• [WHAT YOU ARE ASKED TO DO]
Restate the entries below verbatim.

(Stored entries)
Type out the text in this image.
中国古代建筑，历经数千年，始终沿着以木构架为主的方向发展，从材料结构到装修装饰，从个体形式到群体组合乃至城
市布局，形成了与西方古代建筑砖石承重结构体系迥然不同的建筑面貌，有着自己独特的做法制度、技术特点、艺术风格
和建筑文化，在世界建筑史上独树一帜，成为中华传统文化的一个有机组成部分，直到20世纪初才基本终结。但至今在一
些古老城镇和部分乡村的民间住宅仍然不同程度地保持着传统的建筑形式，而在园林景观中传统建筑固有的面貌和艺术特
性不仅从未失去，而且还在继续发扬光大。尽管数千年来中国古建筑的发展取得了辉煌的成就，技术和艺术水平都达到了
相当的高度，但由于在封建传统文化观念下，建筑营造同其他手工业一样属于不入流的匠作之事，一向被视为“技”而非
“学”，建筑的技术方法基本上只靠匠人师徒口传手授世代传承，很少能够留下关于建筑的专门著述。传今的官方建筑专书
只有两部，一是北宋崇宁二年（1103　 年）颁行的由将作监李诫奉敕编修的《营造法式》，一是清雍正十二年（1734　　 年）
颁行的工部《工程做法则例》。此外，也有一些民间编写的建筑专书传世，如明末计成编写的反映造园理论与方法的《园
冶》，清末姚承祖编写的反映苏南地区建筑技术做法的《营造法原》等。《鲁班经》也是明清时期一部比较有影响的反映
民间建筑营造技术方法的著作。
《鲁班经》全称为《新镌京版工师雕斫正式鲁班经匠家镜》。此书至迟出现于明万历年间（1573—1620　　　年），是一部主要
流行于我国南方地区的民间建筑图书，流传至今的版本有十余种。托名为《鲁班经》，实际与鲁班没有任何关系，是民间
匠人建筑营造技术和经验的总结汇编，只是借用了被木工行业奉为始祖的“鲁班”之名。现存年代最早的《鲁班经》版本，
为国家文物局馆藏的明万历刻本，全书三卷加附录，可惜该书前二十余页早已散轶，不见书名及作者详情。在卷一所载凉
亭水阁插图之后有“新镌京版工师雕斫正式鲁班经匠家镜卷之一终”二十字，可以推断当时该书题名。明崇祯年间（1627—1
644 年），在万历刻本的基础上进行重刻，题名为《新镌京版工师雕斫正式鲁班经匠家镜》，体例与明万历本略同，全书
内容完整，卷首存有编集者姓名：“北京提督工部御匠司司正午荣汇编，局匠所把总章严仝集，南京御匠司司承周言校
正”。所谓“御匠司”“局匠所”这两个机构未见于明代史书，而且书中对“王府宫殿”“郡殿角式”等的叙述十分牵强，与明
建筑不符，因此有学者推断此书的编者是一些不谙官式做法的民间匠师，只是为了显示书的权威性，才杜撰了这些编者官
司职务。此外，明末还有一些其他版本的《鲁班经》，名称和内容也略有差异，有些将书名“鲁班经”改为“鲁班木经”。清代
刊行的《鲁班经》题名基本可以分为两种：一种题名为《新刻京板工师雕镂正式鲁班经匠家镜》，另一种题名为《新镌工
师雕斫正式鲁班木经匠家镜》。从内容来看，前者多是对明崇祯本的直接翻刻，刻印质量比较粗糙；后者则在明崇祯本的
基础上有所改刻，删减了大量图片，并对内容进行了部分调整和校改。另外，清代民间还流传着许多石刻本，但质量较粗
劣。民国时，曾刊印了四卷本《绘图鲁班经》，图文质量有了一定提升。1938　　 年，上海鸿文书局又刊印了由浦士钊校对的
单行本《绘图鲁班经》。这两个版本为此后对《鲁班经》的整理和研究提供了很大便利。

• [FULL ANSWER]
Type out the text in this image.
中国古代建筑，历经数千年，始终沿着以木构架为主的方向发展，从材料结构到装修装饰，从个体形式到群体组合乃至城
市布局，形成了与西方古代建筑砖石承重结构体系迥然不同的建筑面貌，有着自己独特的做法制度、技术特点、艺术风格
和建筑文化，在世界建筑史上独树一帜，成为中华传统文化的一个有机组成部分，直到20世纪初才基本终结。但至今在一
些古老城镇和部分乡村的民间住宅仍然不同程度地保持着传统的建筑形式，而在园林景观中传统建筑固有的面貌和艺术特
性不仅从未失去，而且还在继续发扬光大。尽管数千年来中国古建筑的发展取得了辉煌的成就，技术和艺术水平都达到了
相当的高度，但由于在封建传统文化观念下，建筑营造同其他手工业一样属于不入流的匠作之事，一向被视为“技”而非
“学”，建筑的技术方法基本上只靠匠人师徒口传手授世代传承，很少能够留下关于建筑的专门著述。传今的官方建筑专书
只有两部，一是北宋崇宁二年（1103　 年）颁行的由将作监李诫奉敕编修的《营造法式》，一是清雍正十二年（1734　　 年）
颁行的工部《工程做法则例》。此外，也有一些民间编写的建筑专书传世，如明末计成编写的反映造园理论与方法的《园
冶》，清末姚承祖编写的反映苏南地区建筑技术做法的《营造法原》等。《鲁班经》也是明清时期一部比较有影响的反映
民间建筑营造技术方法的著作。
《鲁班经》全称为《新镌京版工师雕斫正式鲁班经匠家镜》。此书至迟出现于明万历年间（1573—1620　　　年），是一部主要
流行于我国南方地区的民间建筑图书，流传至今的版本有十余种。托名为《鲁班经》，实际与鲁班没有任何关系，是民间
匠人建筑营造技术和经验的总结汇编，只是借用了被木工行业奉为始祖的“鲁班”之名。现存年代最早的《鲁班经》版本，
为国家文物局馆藏的明万历刻本，全书三卷加附录，可惜该书前二十余页早已散轶，不见书名及作者详情。在卷一所载凉
亭水阁插图之后有“新镌京版工师雕斫正式鲁班经匠家镜卷之一终”二十字，可以推断当时该书题名。明崇祯年间（1627—1
644 年），在万历刻本的基础上进行重刻，题名为《新镌京版工师雕斫正式鲁班经匠家镜》，体例与明万历本略同，全书
内容完整，卷首存有编集者姓名：“北京提督工部御匠司司正午荣汇编，局匠所把总章严仝集，南京御匠司司承周言校
正”。所谓“御匠司”“局匠所”这两个机构未见于明代史书，而且书中对“王府宫殿”“郡殿角式”等的叙述十分牵强，与明
建筑不符，因此有学者推断此书的编者是一些不谙官式做法的民间匠师，只是为了显示书的权威性，才杜撰了这些编者官
司职务。此外，明末还有一些其他版本的《鲁班经》，名称和内容也略有差异，有些将书名“鲁班经”改为“鲁班木经”。清代
刊行的《鲁班经》题名基本可以分为两种：一种题名为《新刻京板工师雕镂正式鲁班经匠家镜》，另一种题名为《新镌工
师雕斫正式鲁班木经匠家镜》。从内容来看，前者多是对明崇祯本的直接翻刻，刻印质量比较粗糙；后者则在明崇祯本的
基础上有所改刻，删减了大量图片，并对内容进行了部分调整和校改。另外，清代民间还流传着许多石刻本，但质量较粗
劣。民国时，曾刊印了四卷本《绘图鲁班经》，图文质量有了一定提升。1938　　 年，上海鸿文书局又刊印了由浦士钊校对的
单行本《绘图鲁班经》。这两个版本为此后对《鲁班经》的整理和研究提供了很大便利。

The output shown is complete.